++++ Records provided
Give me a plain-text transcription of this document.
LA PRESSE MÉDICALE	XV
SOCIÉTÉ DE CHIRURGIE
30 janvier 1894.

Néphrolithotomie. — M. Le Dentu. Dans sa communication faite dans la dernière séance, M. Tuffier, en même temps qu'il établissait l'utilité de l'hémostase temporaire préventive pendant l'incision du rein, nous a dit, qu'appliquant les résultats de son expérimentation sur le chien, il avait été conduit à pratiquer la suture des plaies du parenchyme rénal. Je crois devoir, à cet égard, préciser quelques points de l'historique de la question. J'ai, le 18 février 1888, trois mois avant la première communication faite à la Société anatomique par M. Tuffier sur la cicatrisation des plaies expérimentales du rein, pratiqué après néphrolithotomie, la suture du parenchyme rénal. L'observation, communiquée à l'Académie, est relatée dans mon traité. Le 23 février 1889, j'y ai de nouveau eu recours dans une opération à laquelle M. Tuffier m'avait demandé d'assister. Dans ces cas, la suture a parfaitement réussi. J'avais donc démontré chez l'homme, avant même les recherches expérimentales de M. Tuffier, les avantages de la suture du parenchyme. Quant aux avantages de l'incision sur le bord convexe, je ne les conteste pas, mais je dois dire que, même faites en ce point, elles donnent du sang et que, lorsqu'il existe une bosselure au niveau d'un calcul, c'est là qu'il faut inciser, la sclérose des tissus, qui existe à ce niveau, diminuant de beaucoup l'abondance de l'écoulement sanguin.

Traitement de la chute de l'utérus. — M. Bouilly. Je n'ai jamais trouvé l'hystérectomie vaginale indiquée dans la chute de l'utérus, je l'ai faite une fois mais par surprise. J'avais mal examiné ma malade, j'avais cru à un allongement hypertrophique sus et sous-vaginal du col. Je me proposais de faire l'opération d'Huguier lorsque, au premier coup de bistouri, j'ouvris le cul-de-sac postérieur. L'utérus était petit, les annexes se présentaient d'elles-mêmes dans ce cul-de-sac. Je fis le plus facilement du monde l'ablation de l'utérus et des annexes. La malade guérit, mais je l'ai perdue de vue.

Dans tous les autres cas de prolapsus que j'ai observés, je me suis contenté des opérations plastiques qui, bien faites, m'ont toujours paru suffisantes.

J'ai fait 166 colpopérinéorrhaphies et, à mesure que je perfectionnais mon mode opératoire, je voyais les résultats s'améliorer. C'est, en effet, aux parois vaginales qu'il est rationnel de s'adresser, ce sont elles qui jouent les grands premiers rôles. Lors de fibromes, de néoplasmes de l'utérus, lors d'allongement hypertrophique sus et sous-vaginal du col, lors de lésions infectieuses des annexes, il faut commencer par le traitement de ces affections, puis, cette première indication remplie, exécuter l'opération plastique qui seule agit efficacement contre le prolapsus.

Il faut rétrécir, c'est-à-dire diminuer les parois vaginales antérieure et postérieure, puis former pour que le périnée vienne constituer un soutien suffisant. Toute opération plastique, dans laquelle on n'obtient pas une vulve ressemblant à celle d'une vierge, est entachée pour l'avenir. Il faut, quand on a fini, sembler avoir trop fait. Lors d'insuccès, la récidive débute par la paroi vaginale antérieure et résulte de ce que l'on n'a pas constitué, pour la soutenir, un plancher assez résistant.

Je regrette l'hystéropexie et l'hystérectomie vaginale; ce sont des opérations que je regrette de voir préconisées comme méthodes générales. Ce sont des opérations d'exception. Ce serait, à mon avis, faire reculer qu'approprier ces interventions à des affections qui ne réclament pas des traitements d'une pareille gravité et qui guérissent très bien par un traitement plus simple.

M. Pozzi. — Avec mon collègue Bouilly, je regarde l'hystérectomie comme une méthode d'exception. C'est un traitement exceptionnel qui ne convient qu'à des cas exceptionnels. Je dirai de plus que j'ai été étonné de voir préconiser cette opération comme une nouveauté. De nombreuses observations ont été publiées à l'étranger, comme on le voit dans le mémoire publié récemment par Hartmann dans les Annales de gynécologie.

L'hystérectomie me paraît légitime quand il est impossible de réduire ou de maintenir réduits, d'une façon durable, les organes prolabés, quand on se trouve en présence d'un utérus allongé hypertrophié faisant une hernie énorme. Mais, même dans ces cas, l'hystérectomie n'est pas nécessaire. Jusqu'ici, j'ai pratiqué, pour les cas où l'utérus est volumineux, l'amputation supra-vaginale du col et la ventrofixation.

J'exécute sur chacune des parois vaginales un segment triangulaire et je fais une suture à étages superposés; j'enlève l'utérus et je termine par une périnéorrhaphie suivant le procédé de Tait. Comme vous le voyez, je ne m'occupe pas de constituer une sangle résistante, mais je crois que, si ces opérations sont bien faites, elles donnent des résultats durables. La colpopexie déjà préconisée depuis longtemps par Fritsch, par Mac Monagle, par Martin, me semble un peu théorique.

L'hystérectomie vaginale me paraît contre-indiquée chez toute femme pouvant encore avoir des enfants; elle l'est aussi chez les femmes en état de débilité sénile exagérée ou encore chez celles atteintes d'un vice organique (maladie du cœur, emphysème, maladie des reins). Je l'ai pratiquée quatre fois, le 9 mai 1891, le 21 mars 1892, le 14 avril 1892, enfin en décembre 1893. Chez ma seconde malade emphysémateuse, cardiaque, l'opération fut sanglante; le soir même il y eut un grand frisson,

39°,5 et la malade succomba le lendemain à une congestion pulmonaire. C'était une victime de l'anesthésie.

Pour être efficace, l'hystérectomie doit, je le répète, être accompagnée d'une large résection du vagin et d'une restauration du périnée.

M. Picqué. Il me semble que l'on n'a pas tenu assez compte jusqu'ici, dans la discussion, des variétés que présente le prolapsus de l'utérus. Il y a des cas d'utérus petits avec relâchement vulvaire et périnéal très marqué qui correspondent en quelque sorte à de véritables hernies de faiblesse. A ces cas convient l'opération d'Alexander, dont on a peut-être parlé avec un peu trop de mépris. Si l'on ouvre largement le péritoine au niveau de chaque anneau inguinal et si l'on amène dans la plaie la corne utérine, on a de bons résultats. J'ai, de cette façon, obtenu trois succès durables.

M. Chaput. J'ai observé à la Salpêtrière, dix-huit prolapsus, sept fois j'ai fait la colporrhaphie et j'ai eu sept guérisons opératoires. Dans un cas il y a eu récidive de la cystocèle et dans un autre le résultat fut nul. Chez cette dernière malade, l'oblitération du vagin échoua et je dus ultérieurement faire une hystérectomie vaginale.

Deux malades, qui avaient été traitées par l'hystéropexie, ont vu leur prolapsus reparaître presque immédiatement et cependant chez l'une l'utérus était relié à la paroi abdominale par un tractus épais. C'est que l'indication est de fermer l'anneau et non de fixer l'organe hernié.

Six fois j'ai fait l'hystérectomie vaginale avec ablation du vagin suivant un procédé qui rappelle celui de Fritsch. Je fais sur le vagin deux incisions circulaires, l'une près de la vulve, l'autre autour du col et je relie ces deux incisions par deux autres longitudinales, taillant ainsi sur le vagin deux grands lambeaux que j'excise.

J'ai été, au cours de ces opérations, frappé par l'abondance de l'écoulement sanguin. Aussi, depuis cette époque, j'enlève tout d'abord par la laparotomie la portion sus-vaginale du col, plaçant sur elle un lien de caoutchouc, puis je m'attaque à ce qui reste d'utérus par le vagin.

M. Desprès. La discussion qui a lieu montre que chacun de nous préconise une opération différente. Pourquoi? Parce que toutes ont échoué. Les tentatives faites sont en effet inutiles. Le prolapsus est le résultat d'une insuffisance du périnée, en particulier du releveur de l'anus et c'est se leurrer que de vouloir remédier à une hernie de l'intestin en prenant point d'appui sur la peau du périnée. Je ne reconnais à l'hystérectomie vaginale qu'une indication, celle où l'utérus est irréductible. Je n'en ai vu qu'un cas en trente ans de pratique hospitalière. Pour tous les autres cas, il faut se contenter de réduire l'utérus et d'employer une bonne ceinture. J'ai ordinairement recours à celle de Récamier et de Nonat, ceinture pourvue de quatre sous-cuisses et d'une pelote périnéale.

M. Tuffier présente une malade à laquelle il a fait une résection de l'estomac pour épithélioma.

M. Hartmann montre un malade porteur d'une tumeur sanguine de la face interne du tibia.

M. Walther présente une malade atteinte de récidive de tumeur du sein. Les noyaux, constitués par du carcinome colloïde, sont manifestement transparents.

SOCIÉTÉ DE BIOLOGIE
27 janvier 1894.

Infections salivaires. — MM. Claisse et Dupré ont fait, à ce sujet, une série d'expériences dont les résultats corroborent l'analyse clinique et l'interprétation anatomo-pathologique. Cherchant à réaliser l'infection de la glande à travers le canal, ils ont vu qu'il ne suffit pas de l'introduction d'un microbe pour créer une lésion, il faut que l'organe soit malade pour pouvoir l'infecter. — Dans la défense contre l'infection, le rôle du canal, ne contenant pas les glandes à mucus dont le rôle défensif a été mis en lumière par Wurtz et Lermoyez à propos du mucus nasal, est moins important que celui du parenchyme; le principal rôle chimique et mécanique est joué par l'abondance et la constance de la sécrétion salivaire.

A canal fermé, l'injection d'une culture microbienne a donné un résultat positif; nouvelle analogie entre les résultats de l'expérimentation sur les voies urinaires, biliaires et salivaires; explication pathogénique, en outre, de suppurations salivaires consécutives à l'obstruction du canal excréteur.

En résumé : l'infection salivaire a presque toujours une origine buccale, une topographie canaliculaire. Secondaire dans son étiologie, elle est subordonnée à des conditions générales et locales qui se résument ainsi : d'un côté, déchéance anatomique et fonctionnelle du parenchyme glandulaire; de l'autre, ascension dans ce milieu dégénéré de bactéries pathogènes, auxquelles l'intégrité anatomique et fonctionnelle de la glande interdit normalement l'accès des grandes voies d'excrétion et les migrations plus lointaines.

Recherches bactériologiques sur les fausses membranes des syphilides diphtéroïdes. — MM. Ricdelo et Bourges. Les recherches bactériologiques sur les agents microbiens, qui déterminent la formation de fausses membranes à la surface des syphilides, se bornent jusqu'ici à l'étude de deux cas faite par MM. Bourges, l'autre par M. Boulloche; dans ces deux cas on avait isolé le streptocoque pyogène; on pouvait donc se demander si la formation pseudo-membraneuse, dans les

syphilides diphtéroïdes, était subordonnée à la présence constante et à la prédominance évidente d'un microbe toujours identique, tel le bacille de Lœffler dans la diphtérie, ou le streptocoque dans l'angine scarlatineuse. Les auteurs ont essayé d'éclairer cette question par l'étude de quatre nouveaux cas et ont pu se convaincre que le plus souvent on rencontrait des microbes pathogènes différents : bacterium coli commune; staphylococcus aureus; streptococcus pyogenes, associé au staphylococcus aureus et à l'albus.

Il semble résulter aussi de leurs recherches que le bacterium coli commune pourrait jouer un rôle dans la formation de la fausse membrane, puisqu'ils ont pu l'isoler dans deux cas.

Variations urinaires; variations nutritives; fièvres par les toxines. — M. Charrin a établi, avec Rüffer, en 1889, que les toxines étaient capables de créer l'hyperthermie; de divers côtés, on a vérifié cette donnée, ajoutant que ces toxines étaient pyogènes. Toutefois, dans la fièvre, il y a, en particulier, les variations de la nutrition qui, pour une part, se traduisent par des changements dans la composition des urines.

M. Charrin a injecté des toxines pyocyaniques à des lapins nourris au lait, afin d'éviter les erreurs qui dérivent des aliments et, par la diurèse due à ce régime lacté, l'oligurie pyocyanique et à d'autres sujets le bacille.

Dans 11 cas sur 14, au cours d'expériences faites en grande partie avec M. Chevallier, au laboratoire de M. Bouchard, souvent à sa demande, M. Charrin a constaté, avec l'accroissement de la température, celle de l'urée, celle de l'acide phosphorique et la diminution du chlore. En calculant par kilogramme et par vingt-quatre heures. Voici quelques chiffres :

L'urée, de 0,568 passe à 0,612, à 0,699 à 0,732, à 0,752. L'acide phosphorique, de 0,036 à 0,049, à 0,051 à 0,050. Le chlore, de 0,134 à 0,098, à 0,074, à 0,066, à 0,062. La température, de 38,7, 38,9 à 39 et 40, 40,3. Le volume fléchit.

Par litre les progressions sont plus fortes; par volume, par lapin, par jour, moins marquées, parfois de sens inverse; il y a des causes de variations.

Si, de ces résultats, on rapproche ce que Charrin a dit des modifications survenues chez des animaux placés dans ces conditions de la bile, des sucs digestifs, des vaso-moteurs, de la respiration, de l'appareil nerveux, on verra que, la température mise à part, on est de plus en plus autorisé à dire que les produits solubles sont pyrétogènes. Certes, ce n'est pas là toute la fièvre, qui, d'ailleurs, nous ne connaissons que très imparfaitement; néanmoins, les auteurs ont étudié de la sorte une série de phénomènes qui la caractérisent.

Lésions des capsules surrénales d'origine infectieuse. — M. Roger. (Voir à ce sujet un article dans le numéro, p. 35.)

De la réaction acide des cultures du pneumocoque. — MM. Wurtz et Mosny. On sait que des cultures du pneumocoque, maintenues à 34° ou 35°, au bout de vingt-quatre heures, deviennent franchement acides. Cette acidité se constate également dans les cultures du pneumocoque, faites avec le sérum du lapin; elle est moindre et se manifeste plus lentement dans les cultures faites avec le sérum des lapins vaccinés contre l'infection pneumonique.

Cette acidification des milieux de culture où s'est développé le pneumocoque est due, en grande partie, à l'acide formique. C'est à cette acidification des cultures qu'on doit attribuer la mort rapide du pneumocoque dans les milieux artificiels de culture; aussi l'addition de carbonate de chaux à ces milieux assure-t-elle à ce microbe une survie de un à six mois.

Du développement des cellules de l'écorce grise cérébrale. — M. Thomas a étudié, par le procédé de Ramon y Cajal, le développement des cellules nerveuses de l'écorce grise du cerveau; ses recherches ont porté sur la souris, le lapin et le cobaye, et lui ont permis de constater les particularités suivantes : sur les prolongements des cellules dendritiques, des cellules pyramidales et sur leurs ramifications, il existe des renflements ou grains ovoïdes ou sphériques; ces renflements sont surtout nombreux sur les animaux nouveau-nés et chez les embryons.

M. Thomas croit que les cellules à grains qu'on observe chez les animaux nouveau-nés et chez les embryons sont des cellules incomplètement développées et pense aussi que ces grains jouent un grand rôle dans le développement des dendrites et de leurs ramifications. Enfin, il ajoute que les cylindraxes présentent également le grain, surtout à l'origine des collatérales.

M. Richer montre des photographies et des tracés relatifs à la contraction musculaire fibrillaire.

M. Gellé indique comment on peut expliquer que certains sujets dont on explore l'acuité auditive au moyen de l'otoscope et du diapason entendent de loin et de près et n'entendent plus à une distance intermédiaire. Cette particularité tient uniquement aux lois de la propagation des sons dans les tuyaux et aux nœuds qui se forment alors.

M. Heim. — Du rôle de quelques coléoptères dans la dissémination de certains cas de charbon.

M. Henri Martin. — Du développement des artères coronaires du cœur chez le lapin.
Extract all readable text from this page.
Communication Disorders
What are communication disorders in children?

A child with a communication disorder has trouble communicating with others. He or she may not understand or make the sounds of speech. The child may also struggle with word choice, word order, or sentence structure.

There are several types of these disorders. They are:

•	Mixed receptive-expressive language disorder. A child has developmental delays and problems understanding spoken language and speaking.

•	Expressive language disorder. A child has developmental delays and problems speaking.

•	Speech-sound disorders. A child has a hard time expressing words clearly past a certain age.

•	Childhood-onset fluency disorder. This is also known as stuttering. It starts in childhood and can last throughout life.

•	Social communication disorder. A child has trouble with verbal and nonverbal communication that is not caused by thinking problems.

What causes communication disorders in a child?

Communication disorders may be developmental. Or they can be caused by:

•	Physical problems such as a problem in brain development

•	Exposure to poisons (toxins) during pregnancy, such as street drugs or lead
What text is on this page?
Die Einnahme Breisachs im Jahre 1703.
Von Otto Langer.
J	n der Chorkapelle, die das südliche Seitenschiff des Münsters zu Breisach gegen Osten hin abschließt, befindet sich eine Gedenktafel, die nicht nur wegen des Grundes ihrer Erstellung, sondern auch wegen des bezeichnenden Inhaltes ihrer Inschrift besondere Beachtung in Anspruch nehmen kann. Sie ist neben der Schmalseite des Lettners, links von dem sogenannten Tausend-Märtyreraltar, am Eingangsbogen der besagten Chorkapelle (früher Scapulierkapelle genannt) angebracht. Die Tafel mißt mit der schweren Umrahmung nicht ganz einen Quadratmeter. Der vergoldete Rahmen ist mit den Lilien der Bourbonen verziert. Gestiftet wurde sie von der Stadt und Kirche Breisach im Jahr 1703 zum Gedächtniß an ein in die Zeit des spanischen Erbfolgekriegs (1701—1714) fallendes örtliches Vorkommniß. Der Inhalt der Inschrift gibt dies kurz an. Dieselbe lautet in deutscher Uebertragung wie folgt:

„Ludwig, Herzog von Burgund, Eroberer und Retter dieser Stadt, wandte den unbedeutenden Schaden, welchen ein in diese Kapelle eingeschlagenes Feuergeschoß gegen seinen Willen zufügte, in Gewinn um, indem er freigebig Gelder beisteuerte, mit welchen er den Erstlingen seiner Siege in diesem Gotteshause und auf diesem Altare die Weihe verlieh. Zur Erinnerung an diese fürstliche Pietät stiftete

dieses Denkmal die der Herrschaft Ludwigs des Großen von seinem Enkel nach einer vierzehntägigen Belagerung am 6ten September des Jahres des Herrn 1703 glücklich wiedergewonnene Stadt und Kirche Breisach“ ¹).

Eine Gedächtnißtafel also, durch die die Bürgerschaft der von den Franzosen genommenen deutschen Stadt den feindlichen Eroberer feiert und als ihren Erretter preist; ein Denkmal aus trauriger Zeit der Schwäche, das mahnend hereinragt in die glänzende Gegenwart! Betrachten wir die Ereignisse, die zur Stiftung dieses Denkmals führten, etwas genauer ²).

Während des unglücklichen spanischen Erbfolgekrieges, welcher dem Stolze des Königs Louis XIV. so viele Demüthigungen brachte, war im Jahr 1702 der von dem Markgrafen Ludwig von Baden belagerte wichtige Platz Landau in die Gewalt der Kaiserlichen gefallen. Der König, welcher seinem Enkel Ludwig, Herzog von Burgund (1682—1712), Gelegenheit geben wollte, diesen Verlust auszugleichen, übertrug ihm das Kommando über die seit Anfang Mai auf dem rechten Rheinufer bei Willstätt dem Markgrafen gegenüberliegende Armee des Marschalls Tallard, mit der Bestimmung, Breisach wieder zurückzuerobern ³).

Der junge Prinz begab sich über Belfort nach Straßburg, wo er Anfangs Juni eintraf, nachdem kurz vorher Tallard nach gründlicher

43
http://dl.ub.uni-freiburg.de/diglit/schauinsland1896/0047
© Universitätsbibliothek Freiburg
++++++++
The task
Search the records for the word "formation". Copy every line that has it.

Response to this exercise
Recherches bactériologiques sur les fausses membranes des syphilides diphtéroïdes. — MM. Ricdelo et Bourges. Les recherches bactériologiques sur les agents microbiens, qui déterminent la formation de fausses membranes à la surface des syphilides, se bornent jusqu'ici à l'étude de deux cas faite par MM. Bourges, l'autre par M. Boulloche; dans ces deux cas on avait isolé le streptocoque pyogène; on pouvait donc se demander si la formation pseudo-membraneuse, dans les
Il semble résulter aussi de leurs recherches que le bacterium coli commune pourrait jouer un rôle dans la formation de la fausse membrane, puisqu'ils ont pu l'isoler dans deux cas.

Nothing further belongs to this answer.